= WORKING DATA =
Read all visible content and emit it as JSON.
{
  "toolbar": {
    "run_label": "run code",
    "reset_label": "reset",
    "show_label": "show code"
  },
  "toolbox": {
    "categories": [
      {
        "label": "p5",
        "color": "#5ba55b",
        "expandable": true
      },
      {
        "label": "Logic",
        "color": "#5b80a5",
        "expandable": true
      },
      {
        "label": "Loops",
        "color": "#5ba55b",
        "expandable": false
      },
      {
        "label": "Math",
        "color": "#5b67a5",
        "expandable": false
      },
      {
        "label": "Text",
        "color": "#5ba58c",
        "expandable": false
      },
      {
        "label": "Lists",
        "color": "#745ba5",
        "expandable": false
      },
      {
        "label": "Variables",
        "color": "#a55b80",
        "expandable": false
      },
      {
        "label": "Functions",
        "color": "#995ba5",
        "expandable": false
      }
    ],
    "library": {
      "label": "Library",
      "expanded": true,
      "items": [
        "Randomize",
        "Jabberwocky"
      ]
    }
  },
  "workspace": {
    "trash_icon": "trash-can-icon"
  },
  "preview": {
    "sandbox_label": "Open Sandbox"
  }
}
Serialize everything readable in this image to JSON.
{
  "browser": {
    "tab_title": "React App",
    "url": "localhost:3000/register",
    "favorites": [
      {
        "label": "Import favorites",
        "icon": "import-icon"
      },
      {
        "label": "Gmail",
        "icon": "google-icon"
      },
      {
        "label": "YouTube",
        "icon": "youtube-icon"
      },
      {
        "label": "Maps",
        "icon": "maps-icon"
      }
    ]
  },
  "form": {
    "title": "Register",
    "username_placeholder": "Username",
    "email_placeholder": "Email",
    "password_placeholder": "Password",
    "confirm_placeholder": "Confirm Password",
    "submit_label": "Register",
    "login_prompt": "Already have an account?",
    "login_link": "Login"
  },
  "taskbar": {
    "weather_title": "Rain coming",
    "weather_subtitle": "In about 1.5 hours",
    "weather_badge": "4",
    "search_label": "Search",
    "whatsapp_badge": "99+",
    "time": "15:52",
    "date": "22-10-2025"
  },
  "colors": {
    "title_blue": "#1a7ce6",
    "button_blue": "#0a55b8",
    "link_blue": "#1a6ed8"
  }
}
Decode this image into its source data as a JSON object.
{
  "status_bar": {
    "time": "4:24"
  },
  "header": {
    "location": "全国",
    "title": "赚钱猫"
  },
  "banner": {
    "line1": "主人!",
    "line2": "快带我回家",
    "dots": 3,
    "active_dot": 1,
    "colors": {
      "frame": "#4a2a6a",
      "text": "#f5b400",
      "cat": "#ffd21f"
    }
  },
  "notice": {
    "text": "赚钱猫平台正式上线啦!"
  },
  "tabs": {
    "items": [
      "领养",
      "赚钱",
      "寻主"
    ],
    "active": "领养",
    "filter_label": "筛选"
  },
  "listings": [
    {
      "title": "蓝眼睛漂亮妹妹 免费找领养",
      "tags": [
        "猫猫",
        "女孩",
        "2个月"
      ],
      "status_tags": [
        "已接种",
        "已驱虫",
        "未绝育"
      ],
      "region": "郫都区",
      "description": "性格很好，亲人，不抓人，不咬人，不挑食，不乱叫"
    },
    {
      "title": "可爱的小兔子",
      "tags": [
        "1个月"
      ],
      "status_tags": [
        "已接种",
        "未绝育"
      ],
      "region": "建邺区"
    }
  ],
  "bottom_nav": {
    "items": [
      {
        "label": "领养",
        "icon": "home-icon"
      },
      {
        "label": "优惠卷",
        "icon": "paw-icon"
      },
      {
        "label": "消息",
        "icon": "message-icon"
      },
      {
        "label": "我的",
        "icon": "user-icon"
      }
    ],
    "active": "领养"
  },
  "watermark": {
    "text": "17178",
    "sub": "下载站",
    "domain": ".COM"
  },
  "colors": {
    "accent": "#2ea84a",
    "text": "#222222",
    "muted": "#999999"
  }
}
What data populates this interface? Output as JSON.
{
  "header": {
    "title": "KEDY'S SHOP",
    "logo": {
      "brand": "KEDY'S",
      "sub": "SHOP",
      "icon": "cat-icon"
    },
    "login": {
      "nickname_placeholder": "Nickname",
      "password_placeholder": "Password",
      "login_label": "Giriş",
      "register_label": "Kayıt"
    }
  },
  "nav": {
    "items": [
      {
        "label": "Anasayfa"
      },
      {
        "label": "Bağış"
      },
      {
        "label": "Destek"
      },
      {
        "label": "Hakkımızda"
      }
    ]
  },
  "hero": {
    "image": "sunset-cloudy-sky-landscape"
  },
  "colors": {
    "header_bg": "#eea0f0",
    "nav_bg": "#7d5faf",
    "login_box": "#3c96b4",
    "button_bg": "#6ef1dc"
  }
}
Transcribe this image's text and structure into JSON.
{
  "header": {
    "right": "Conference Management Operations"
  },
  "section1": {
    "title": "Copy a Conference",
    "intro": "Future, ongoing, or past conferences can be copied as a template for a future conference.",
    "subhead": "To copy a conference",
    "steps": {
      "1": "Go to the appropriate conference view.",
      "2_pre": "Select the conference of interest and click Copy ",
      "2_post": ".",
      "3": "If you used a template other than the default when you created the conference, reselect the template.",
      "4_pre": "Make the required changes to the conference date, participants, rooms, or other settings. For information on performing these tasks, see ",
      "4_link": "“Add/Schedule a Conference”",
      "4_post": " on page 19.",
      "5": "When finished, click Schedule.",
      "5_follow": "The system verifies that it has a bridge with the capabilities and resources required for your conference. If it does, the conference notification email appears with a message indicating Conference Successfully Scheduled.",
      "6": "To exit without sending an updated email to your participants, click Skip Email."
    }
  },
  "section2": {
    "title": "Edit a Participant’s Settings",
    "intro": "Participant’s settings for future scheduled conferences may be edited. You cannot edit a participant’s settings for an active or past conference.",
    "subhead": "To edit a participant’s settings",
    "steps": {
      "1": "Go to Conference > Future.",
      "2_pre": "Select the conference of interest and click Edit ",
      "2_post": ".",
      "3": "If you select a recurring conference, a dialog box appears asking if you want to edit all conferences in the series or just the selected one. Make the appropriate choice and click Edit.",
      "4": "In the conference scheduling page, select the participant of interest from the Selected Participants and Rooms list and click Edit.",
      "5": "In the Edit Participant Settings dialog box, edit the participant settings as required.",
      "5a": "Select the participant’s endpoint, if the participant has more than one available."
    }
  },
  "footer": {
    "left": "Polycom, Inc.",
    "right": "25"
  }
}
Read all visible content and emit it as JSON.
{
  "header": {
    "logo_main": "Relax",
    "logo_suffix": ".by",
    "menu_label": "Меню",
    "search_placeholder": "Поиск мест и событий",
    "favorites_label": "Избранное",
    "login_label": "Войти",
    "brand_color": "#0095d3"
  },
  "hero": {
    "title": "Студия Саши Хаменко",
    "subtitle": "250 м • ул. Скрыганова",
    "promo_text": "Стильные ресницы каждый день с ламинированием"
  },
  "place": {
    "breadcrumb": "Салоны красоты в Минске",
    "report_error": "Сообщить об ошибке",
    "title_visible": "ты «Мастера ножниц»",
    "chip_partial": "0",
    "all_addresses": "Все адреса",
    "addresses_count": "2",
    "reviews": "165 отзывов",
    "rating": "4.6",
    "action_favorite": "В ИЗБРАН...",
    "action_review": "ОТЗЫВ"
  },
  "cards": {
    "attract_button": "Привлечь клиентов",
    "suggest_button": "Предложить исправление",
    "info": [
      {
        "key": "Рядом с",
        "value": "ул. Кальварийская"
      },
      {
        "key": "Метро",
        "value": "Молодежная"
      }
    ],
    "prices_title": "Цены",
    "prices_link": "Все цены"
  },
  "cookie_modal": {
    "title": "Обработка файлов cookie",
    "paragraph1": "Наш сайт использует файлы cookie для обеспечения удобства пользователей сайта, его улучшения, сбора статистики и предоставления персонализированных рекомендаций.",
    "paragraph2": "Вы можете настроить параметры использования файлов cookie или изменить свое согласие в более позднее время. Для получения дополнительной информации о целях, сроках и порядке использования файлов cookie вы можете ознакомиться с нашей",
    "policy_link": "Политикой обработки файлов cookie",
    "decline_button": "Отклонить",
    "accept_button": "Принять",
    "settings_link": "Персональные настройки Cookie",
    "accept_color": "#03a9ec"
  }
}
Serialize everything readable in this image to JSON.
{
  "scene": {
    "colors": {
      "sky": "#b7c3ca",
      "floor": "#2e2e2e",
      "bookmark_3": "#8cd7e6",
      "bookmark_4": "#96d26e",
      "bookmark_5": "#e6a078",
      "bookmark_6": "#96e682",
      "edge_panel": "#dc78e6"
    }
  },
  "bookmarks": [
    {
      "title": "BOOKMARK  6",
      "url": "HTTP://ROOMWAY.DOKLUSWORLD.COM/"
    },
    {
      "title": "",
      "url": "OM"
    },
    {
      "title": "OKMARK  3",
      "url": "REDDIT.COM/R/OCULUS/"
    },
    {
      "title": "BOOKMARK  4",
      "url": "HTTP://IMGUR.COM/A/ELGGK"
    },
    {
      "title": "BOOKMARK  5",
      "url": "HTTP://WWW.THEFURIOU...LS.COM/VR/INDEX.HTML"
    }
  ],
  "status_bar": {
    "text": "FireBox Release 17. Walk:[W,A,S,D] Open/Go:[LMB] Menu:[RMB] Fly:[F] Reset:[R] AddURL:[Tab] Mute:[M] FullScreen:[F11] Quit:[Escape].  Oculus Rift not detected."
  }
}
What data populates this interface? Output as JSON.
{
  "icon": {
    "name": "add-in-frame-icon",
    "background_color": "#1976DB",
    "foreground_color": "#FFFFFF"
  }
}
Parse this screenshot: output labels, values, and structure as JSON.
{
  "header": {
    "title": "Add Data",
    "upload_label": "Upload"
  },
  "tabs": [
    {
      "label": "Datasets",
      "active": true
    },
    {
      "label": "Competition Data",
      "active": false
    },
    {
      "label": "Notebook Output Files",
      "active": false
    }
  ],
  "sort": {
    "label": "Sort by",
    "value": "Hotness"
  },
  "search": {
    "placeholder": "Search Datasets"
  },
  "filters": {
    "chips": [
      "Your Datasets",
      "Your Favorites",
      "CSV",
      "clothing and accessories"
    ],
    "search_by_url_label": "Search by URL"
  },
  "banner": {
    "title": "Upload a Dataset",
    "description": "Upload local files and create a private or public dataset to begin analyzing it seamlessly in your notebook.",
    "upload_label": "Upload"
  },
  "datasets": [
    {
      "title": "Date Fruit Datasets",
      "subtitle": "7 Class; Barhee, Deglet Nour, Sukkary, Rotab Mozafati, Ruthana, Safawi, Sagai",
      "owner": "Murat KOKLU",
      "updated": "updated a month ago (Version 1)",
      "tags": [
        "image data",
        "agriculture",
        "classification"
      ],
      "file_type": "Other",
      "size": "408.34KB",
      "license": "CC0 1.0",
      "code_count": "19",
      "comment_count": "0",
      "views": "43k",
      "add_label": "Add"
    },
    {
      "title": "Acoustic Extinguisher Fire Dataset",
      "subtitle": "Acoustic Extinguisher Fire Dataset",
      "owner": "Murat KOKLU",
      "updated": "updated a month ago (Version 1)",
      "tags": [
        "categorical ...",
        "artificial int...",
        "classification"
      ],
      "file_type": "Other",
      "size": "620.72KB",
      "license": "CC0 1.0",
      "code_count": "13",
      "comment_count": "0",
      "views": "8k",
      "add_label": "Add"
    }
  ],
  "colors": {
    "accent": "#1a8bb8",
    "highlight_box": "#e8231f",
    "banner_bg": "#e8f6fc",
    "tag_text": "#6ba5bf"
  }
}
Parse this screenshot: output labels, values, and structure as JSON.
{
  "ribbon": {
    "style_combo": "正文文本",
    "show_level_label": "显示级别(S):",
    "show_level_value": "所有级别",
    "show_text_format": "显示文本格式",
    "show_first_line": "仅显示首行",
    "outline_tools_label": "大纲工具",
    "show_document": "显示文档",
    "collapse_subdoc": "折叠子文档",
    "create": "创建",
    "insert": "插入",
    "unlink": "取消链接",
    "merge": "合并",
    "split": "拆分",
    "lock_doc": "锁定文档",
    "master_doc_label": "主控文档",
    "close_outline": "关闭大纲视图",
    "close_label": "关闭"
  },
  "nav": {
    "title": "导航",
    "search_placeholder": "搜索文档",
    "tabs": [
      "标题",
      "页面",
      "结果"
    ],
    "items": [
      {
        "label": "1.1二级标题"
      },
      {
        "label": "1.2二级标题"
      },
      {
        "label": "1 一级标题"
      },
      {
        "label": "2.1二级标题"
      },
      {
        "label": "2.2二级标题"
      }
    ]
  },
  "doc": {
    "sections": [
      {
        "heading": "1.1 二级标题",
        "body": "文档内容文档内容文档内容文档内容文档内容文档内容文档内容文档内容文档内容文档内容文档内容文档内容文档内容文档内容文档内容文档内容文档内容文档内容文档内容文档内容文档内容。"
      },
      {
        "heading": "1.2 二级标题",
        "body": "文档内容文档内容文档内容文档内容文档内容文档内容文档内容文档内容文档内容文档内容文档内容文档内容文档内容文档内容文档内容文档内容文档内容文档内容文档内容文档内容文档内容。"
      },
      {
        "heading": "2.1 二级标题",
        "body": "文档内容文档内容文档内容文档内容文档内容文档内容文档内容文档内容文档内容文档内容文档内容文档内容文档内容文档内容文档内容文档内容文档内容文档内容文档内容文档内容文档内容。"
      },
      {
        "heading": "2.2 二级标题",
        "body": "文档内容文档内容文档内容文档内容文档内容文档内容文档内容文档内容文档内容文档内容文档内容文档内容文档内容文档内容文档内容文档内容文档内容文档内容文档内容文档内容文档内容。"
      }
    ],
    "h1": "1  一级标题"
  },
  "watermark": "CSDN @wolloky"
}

= INSTRUCTION =
Write down every line of the data above that includes the string "icon".

= WORKED ANSWER =
    "trash_icon": "trash-can-icon"
        "icon": "import-icon"
        "icon": "google-icon"
        "icon": "youtube-icon"
        "icon": "maps-icon"
        "icon": "home-icon"
        "icon": "paw-icon"
        "icon": "message-icon"
        "icon": "user-icon"
      "icon": "cat-icon"
  "icon": {
    "name": "add-in-frame-icon",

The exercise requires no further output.